**Provided records**

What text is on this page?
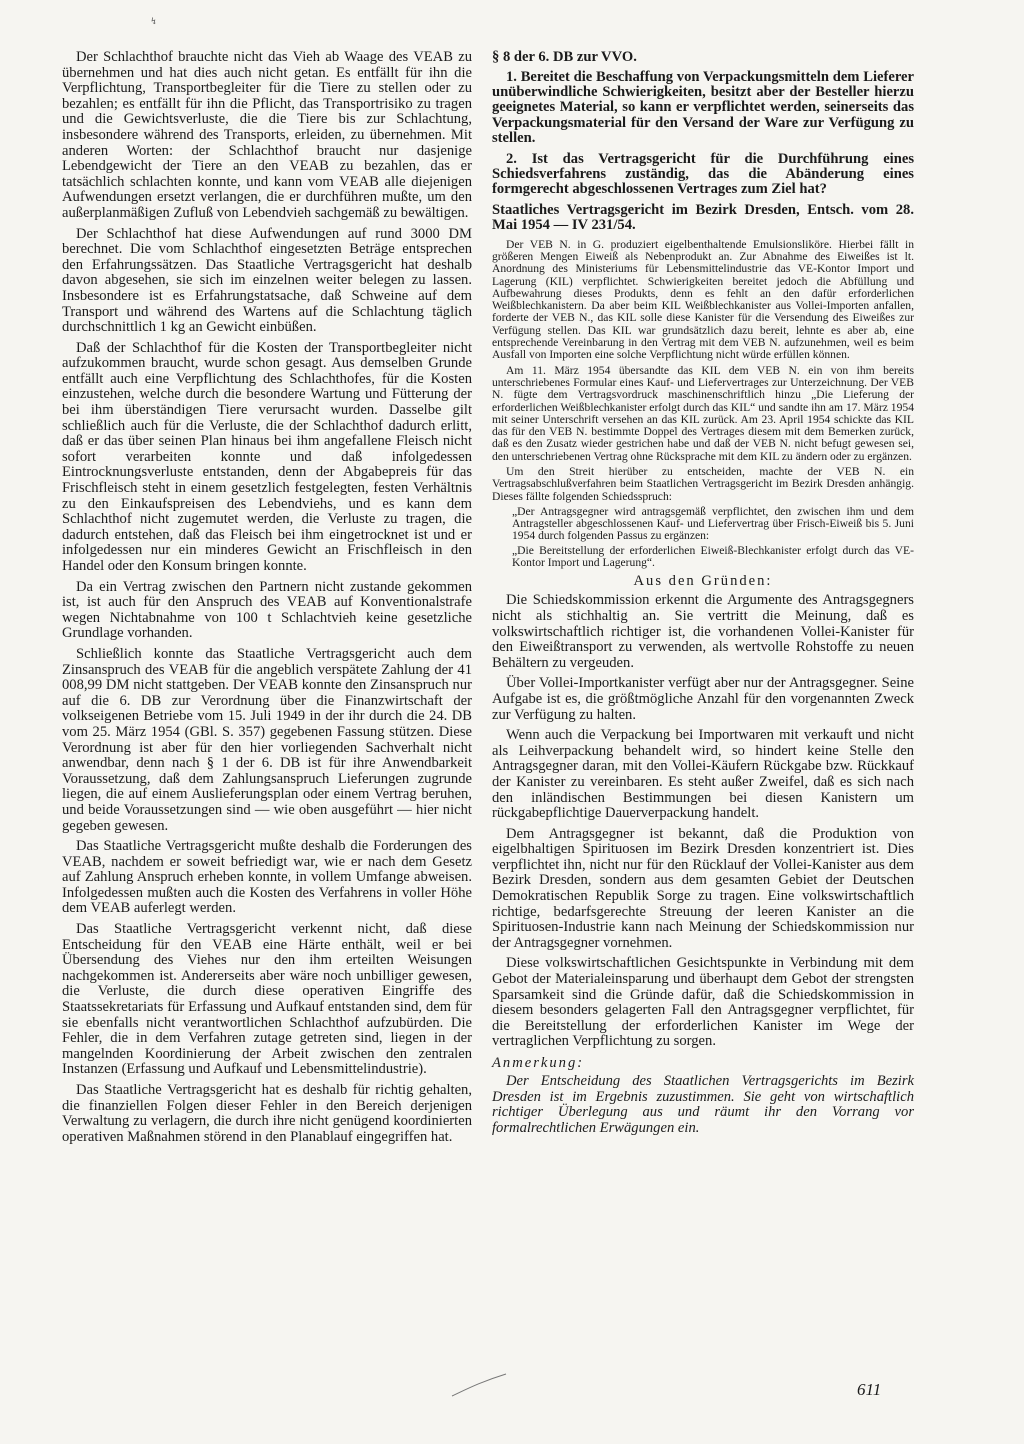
↯

Der Schlachthof brauchte nicht das Vieh ab Waage des VEAB zu übernehmen und hat dies auch nicht getan. Es entfällt für ihn die Verpflichtung, Transportbegleiter für die Tiere zu stellen oder zu bezahlen; es entfällt für ihn die Pflicht, das Transportrisiko zu tragen und die Gewichtsverluste, die die Tiere bis zur Schlachtung, insbesondere während des Transports, erleiden, zu übernehmen. Mit anderen Worten: der Schlachthof braucht nur dasjenige Lebendgewicht der Tiere an den VEAB zu bezahlen, das er tatsächlich schlachten konnte, und kann vom VEAB alle diejenigen Aufwendungen ersetzt verlangen, die er durchführen mußte, um den außerplanmäßigen Zufluß von Lebendvieh sachgemäß zu bewältigen.

Der Schlachthof hat diese Aufwendungen auf rund 3000 DM berechnet. Die vom Schlachthof eingesetzten Beträge entsprechen den Erfahrungssätzen. Das Staatliche Vertragsgericht hat deshalb davon abgesehen, sie sich im einzelnen weiter belegen zu lassen. Insbesondere ist es Erfahrungstatsache, daß Schweine auf dem Transport und während des Wartens auf die Schlachtung täglich durchschnittlich 1 kg an Gewicht einbüßen.

Daß der Schlachthof für die Kosten der Transportbegleiter nicht aufzukommen braucht, wurde schon gesagt. Aus demselben Grunde entfällt auch eine Verpflichtung des Schlachthofes, für die Kosten einzustehen, welche durch die besondere Wartung und Fütterung der bei ihm überständigen Tiere verursacht wurden. Dasselbe gilt schließlich auch für die Verluste, die der Schlachthof dadurch erlitt, daß er das über seinen Plan hinaus bei ihm angefallene Fleisch nicht sofort verarbeiten konnte und daß infolgedessen Eintrocknungsverluste entstanden, denn der Abgabepreis für das Frischfleisch steht in einem gesetzlich festgelegten, festen Verhältnis zu den Einkaufspreisen des Lebendviehs, und es kann dem Schlachthof nicht zugemutet werden, die Verluste zu tragen, die dadurch entstehen, daß das Fleisch bei ihm eingetrocknet ist und er infolgedessen nur ein minderes Gewicht an Frischfleisch in den Handel oder den Konsum bringen konnte.

Da ein Vertrag zwischen den Partnern nicht zustande gekommen ist, ist auch für den Anspruch des VEAB auf Konventionalstrafe wegen Nichtabnahme von 100 t Schlachtvieh keine gesetzliche Grundlage vorhanden.

Schließlich konnte das Staatliche Vertragsgericht auch dem Zinsanspruch des VEAB für die angeblich verspätete Zahlung der 41 008,99 DM nicht stattgeben. Der VEAB konnte den Zinsanspruch nur auf die 6. DB zur Verordnung über die Finanzwirtschaft der volkseigenen Betriebe vom 15. Juli 1949 in der ihr durch die 24. DB vom 25. März 1954 (GBl. S. 357) gegebenen Fassung stützen. Diese Verordnung ist aber für den hier vorliegenden Sachverhalt nicht anwendbar, denn nach § 1 der 6. DB ist für ihre Anwendbarkeit Voraussetzung, daß dem Zahlungsanspruch Lieferungen zugrunde liegen, die auf einem Auslieferungsplan oder einem Vertrag beruhen, und beide Voraussetzungen sind — wie oben ausgeführt — hier nicht gegeben gewesen.

Das Staatliche Vertragsgericht mußte deshalb die Forderungen des VEAB, nachdem er soweit befriedigt war, wie er nach dem Gesetz auf Zahlung Anspruch erheben konnte, in vollem Umfange abweisen. Infolgedessen mußten auch die Kosten des Verfahrens in voller Höhe dem VEAB auferlegt werden.

Das Staatliche Vertragsgericht verkennt nicht, daß diese Entscheidung für den VEAB eine Härte enthält, weil er bei Übersendung des Viehes nur den ihm erteilten Weisungen nachgekommen ist. Andererseits aber wäre noch unbilliger gewesen, die Verluste, die durch diese operativen Eingriffe des Staatssekretariats für Erfassung und Aufkauf entstanden sind, dem für sie ebenfalls nicht verantwortlichen Schlachthof aufzubürden. Die Fehler, die in dem Verfahren zutage getreten sind, liegen in der mangelnden Koordinierung der Arbeit zwischen den zentralen Instanzen (Erfassung und Aufkauf und Lebensmittelindustrie).

Das Staatliche Vertragsgericht hat es deshalb für richtig gehalten, die finanziellen Folgen dieser Fehler in den Bereich derjenigen Verwaltung zu verlagern, die durch ihre nicht genügend koordinierten operativen Maßnahmen störend in den Planablauf eingegriffen hat.

§ 8 der 6. DB zur VVO.

1. Bereitet die Beschaffung von Verpackungsmitteln dem Lieferer unüberwindliche Schwierigkeiten, besitzt aber der Besteller hierzu geeignetes Material, so kann er verpflichtet werden, seinerseits das Verpackungsmaterial für den Versand der Ware zur Verfügung zu stellen.

2. Ist das Vertragsgericht für die Durchführung eines Schiedsverfahrens zuständig, das die Abänderung eines formgerecht abgeschlossenen Vertrages zum Ziel hat?

Staatliches Vertragsgericht im Bezirk Dresden, Entsch. vom 28. Mai 1954 — IV 231/54.

Der VEB N. in G. produziert eigelbenthaltende Emulsionsliköre. Hierbei fällt in größeren Mengen Eiweiß als Nebenprodukt an. Zur Abnahme des Eiweißes ist lt. Anordnung des Ministeriums für Lebensmittelindustrie das VE-Kontor Import und Lagerung (KIL) verpflichtet. Schwierigkeiten bereitet jedoch die Abfüllung und Aufbewahrung dieses Produkts, denn es fehlt an den dafür erforderlichen Weißblechkanistern. Da aber beim KIL Weißblechkanister aus Vollei-Importen anfallen, forderte der VEB N., das KIL solle diese Kanister für die Versendung des Eiweißes zur Verfügung stellen. Das KIL war grundsätzlich dazu bereit, lehnte es aber ab, eine entsprechende Vereinbarung in den Vertrag mit dem VEB N. aufzunehmen, weil es beim Ausfall von Importen eine solche Verpflichtung nicht würde erfüllen können.

Am 11. März 1954 übersandte das KIL dem VEB N. ein von ihm bereits unterschriebenes Formular eines Kauf- und Liefervertrages zur Unterzeichnung. Der VEB N. fügte dem Vertragsvordruck maschinenschriftlich hinzu „Die Lieferung der erforderlichen Weißblechkanister erfolgt durch das KIL“ und sandte ihn am 17. März 1954 mit seiner Unterschrift versehen an das KIL zurück. Am 23. April 1954 schickte das KIL das für den VEB N. bestimmte Doppel des Vertrages diesem mit dem Bemerken zurück, daß es den Zusatz wieder gestrichen habe und daß der VEB N. nicht befugt gewesen sei, den unterschriebenen Vertrag ohne Rücksprache mit dem KIL zu ändern oder zu ergänzen.

Um den Streit hierüber zu entscheiden, machte der VEB N. ein Vertragsabschlußverfahren beim Staatlichen Vertragsgericht im Bezirk Dresden anhängig. Dieses fällte folgenden Schiedsspruch:

„Der Antragsgegner wird antragsgemäß verpflichtet, den zwischen ihm und dem Antragsteller abgeschlossenen Kauf- und Liefervertrag über Frisch-Eiweiß bis 5. Juni 1954 durch folgenden Passus zu ergänzen:

„Die Bereitstellung der erforderlichen Eiweiß-Blechkanister erfolgt durch das VE-Kontor Import und Lagerung“.

Aus den Gründen:

Die Schiedskommission erkennt die Argumente des Antragsgegners nicht als stichhaltig an. Sie vertritt die Meinung, daß es volkswirtschaftlich richtiger ist, die vorhandenen Vollei-Kanister für den Eiweißtransport zu verwenden, als wertvolle Rohstoffe zu neuen Behältern zu vergeuden.

Über Vollei-Importkanister verfügt aber nur der Antragsgegner. Seine Aufgabe ist es, die größtmögliche Anzahl für den vorgenannten Zweck zur Verfügung zu halten.

Wenn auch die Verpackung bei Importwaren mit verkauft und nicht als Leihverpackung behandelt wird, so hindert keine Stelle den Antragsgegner daran, mit den Vollei-Käufern Rückgabe bzw. Rückkauf der Kanister zu vereinbaren. Es steht außer Zweifel, daß es sich nach den inländischen Bestimmungen bei diesen Kanistern um rückgabepflichtige Dauerverpackung handelt.

Dem Antragsgegner ist bekannt, daß die Produktion von eigelbhaltigen Spirituosen im Bezirk Dresden konzentriert ist. Dies verpflichtet ihn, nicht nur für den Rücklauf der Vollei-Kanister aus dem Bezirk Dresden, sondern aus dem gesamten Gebiet der Deutschen Demokratischen Republik Sorge zu tragen. Eine volkswirtschaftlich richtige, bedarfsgerechte Streuung der leeren Kanister an die Spirituosen-Industrie kann nach Meinung der Schiedskommission nur der Antragsgegner vornehmen.

Diese volkswirtschaftlichen Gesichtspunkte in Verbindung mit dem Gebot der Materialeinsparung und überhaupt dem Gebot der strengsten Sparsamkeit sind die Gründe dafür, daß die Schiedskommission in diesem besonders gelagerten Fall den Antragsgegner verpflichtet, für die Bereitstellung der erforderlichen Kanister im Wege der vertraglichen Verpflichtung zu sorgen.

Anmerkung:

Der Entscheidung des Staatlichen Vertragsgerichts im Bezirk Dresden ist im Ergebnis zuzustimmen. Sie geht von wirtschaftlich richtiger Überlegung aus und räumt ihr den Vorrang vor formalrechtlichen Erwägungen ein.

611
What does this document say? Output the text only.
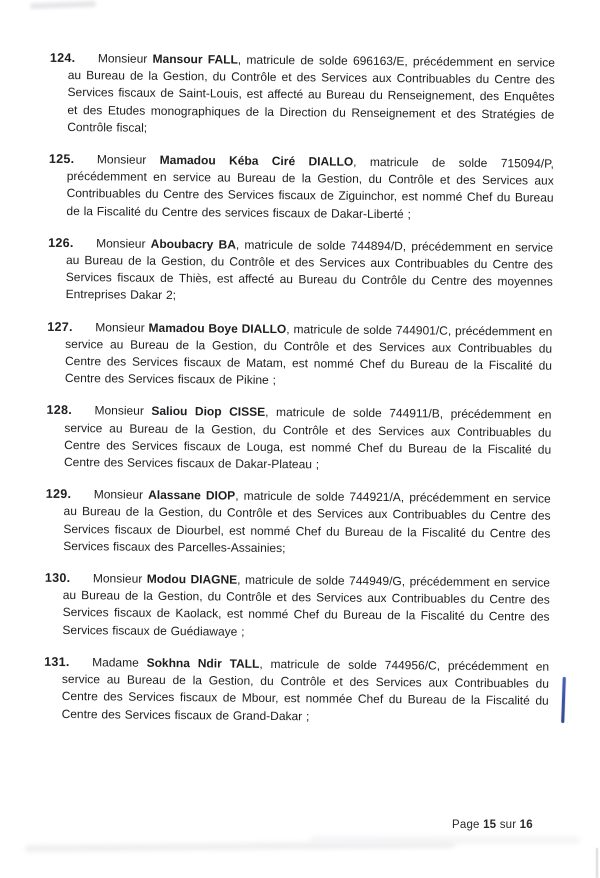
124. Monsieur Mansour FALL, matricule de solde 696163/E, précédemment en service au Bureau de la Gestion, du Contrôle et des Services aux Contribuables du Centre des Services fiscaux de Saint-Louis, est affecté au Bureau du Renseignement, des Enquêtes et des Etudes monographiques de la Direction du Renseignement et des Stratégies de Contrôle fiscal;

125. Monsieur Mamadou Kéba Ciré DIALLO, matricule de solde 715094/P, précédemment en service au Bureau de la Gestion, du Contrôle et des Services aux Contribuables du Centre des Services fiscaux de Ziguinchor, est nommé Chef du Bureau de la Fiscalité du Centre des services fiscaux de Dakar-Liberté ;

126. Monsieur Aboubacry BA, matricule de solde 744894/D, précédemment en service au Bureau de la Gestion, du Contrôle et des Services aux Contribuables du Centre des Services fiscaux de Thiès, est affecté au Bureau du Contrôle du Centre des moyennes Entreprises Dakar 2;

127. Monsieur Mamadou Boye DIALLO, matricule de solde 744901/C, précédemment en service au Bureau de la Gestion, du Contrôle et des Services aux Contribuables du Centre des Services fiscaux de Matam, est nommé Chef du Bureau de la Fiscalité du Centre des Services fiscaux de Pikine ;

128. Monsieur Saliou Diop CISSE, matricule de solde 744911/B, précédemment en service au Bureau de la Gestion, du Contrôle et des Services aux Contribuables du Centre des Services fiscaux de Louga, est nommé Chef du Bureau de la Fiscalité du Centre des Services fiscaux de Dakar-Plateau ;

129. Monsieur Alassane DIOP, matricule de solde 744921/A, précédemment en service au Bureau de la Gestion, du Contrôle et des Services aux Contribuables du Centre des Services fiscaux de Diourbel, est nommé Chef du Bureau de la Fiscalité du Centre des Services fiscaux des Parcelles-Assainies;

130. Monsieur Modou DIAGNE, matricule de solde 744949/G, précédemment en service au Bureau de la Gestion, du Contrôle et des Services aux Contribuables du Centre des Services fiscaux de Kaolack, est nommé Chef du Bureau de la Fiscalité du Centre des Services fiscaux de Guédiawaye ;

131. Madame Sokhna Ndir TALL, matricule de solde 744956/C, précédemment en service au Bureau de la Gestion, du Contrôle et des Services aux Contribuables du Centre des Services fiscaux de Mbour, est nommée Chef du Bureau de la Fiscalité du Centre des Services fiscaux de Grand-Dakar ;

Page 15 sur 16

**Aim**
Return every line in the listing that contains the word "DIALLO".

**Exercise solution**
125. Monsieur Mamadou Kéba Ciré DIALLO, matricule de solde 715094/P, précédemment en service au Bureau de la Gestion, du Contrôle et des Services aux Contribuables du Centre des Services fiscaux de Ziguinchor, est nommé Chef du Bureau de la Fiscalité du Centre des services fiscaux de Dakar-Liberté ;
127. Monsieur Mamadou Boye DIALLO, matricule de solde 744901/C, précédemment en service au Bureau de la Gestion, du Contrôle et des Services aux Contribuables du Centre des Services fiscaux de Matam, est nommé Chef du Bureau de la Fiscalité du Centre des Services fiscaux de Pikine ;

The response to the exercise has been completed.